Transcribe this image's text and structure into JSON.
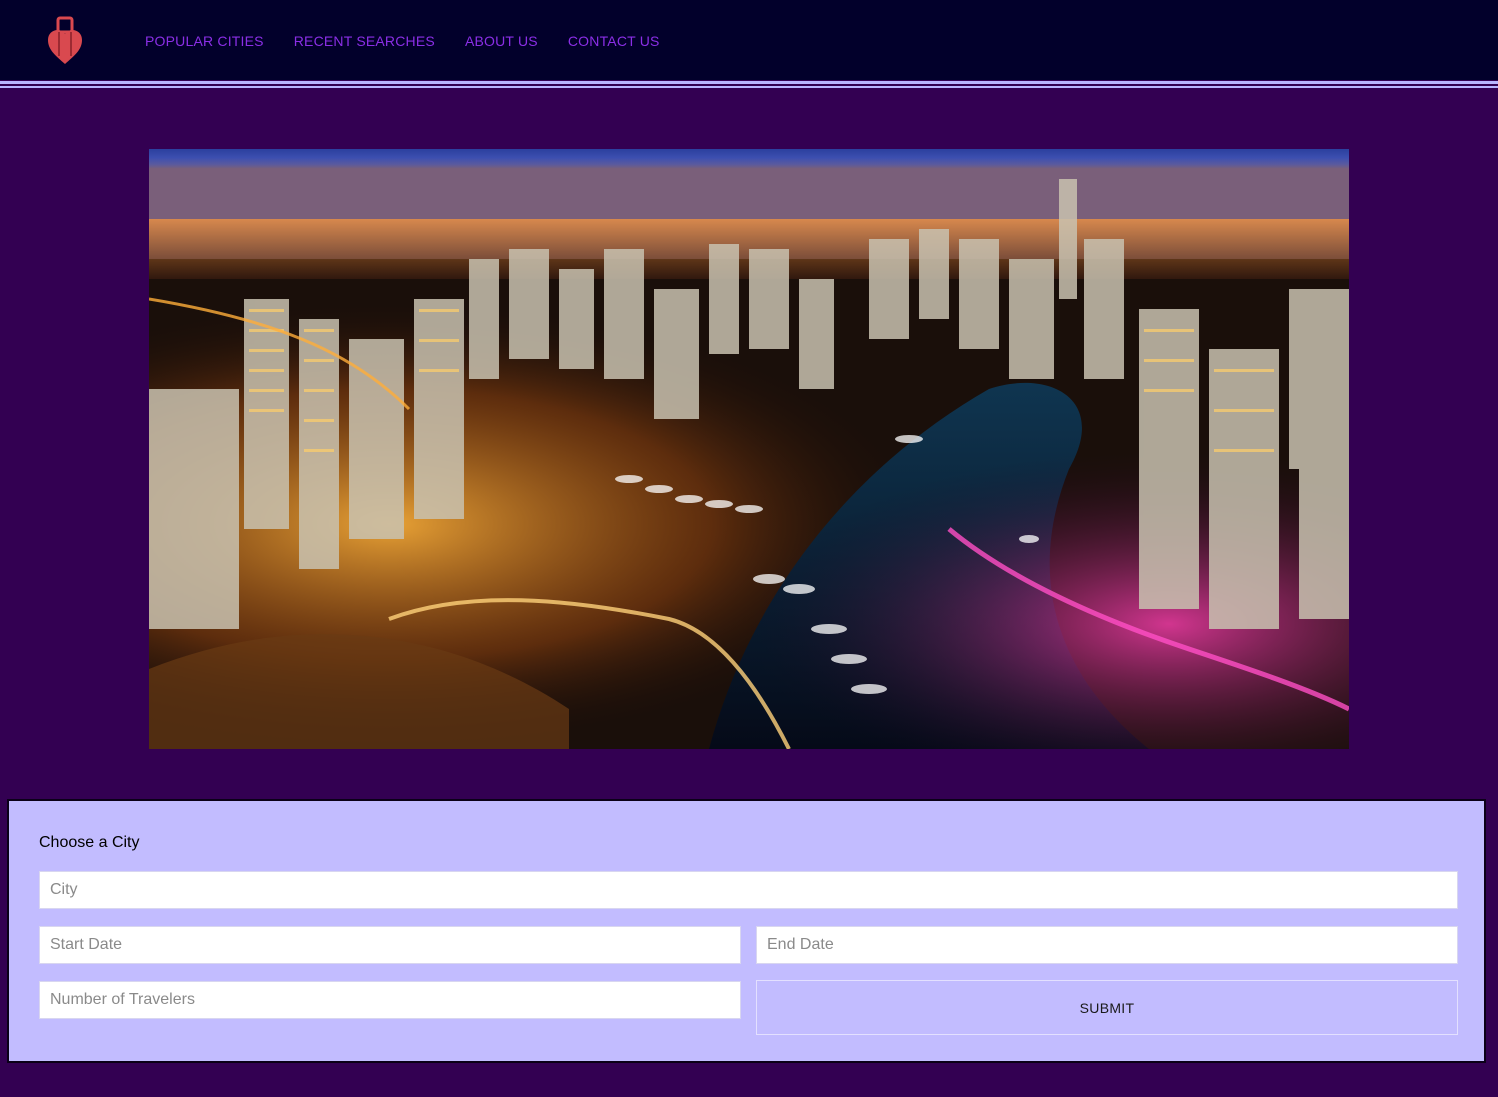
{
  "nav": {
    "logo_icon": "suitcase-heart-logo",
    "links": [
      "POPULAR CITIES",
      "RECENT SEARCHES",
      "ABOUT US",
      "CONTACT US"
    ]
  },
  "hero": {
    "image_desc_icon": "city-night-skyline-image"
  },
  "form": {
    "heading": "Choose a City",
    "city_placeholder": "City",
    "start_placeholder": "Start Date",
    "end_placeholder": "End Date",
    "travelers_placeholder": "Number of Travelers",
    "submit_label": "SUBMIT"
  },
  "colors": {
    "page_bg": "#330052",
    "nav_bg": "#02002b",
    "nav_link": "#8b2ee6",
    "panel_bg": "#c2bcff",
    "logo": "#d9494f"
  }
}
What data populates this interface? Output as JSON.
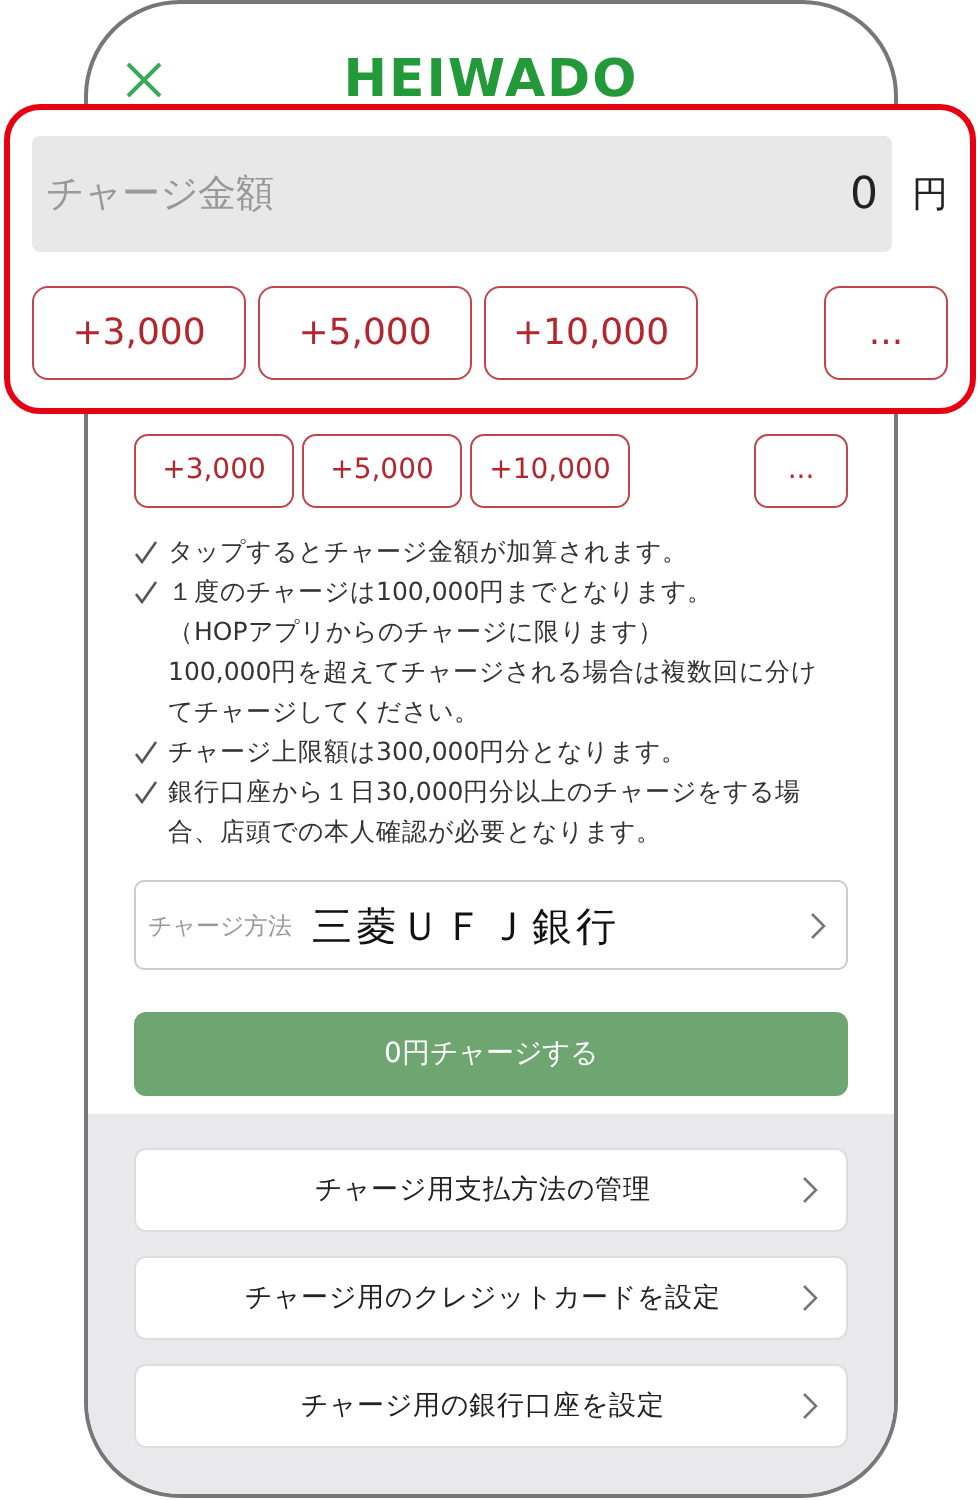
{
  "header": {
    "logo": "HEIWADO"
  },
  "callout": {
    "amount_field": {
      "placeholder": "チャージ金額",
      "value": "0",
      "unit": "円"
    },
    "quick_buttons": [
      "+3,000",
      "+5,000",
      "+10,000",
      "..."
    ]
  },
  "quick_buttons": [
    "+3,000",
    "+5,000",
    "+10,000",
    "..."
  ],
  "notes": [
    {
      "kind": "check",
      "text": "タップするとチャージ金額が加算されます。"
    },
    {
      "kind": "check",
      "text": "１度のチャージは100,000円までとなります。"
    },
    {
      "kind": "sub",
      "text": "（HOPアプリからのチャージに限ります）"
    },
    {
      "kind": "indent",
      "text": "100,000円を超えてチャージされる場合は複数回に分けてチャージしてください。"
    },
    {
      "kind": "check",
      "text": "チャージ上限額は300,000円分となります。"
    },
    {
      "kind": "check",
      "text": "銀行口座から１日30,000円分以上のチャージをする場合、店頭での本人確認が必要となります。"
    }
  ],
  "charge_method": {
    "label": "チャージ方法",
    "value": "三菱ＵＦＪ銀行"
  },
  "charge_button": "0円チャージする",
  "menu": [
    "チャージ用支払方法の管理",
    "チャージ用のクレジットカードを設定",
    "チャージ用の銀行口座を設定"
  ]
}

# What you should do:
The line that contains "What data populates" begins the part to retype, and the last line of the records above ends it. Retype both and everything between, exactly, without the pictures.

# Answer to this task:
What data populates this interface? Output as JSON.
{
  "header": {
    "logo": "HEIWADO"
  },
  "callout": {
    "amount_field": {
      "placeholder": "チャージ金額",
      "value": "0",
      "unit": "円"
    },
    "quick_buttons": [
      "+3,000",
      "+5,000",
      "+10,000",
      "..."
    ]
  },
  "quick_buttons": [
    "+3,000",
    "+5,000",
    "+10,000",
    "..."
  ],
  "notes": [
    {
      "kind": "check",
      "text": "タップするとチャージ金額が加算されます。"
    },
    {
      "kind": "check",
      "text": "１度のチャージは100,000円までとなります。"
    },
    {
      "kind": "sub",
      "text": "（HOPアプリからのチャージに限ります）"
    },
    {
      "kind": "indent",
      "text": "100,000円を超えてチャージされる場合は複数回に分けてチャージしてください。"
    },
    {
      "kind": "check",
      "text": "チャージ上限額は300,000円分となります。"
    },
    {
      "kind": "check",
      "text": "銀行口座から１日30,000円分以上のチャージをする場合、店頭での本人確認が必要となります。"
    }
  ],
  "charge_method": {
    "label": "チャージ方法",
    "value": "三菱ＵＦＪ銀行"
  },
  "charge_button": "0円チャージする",
  "menu": [
    "チャージ用支払方法の管理",
    "チャージ用のクレジットカードを設定",
    "チャージ用の銀行口座を設定"
  ]
}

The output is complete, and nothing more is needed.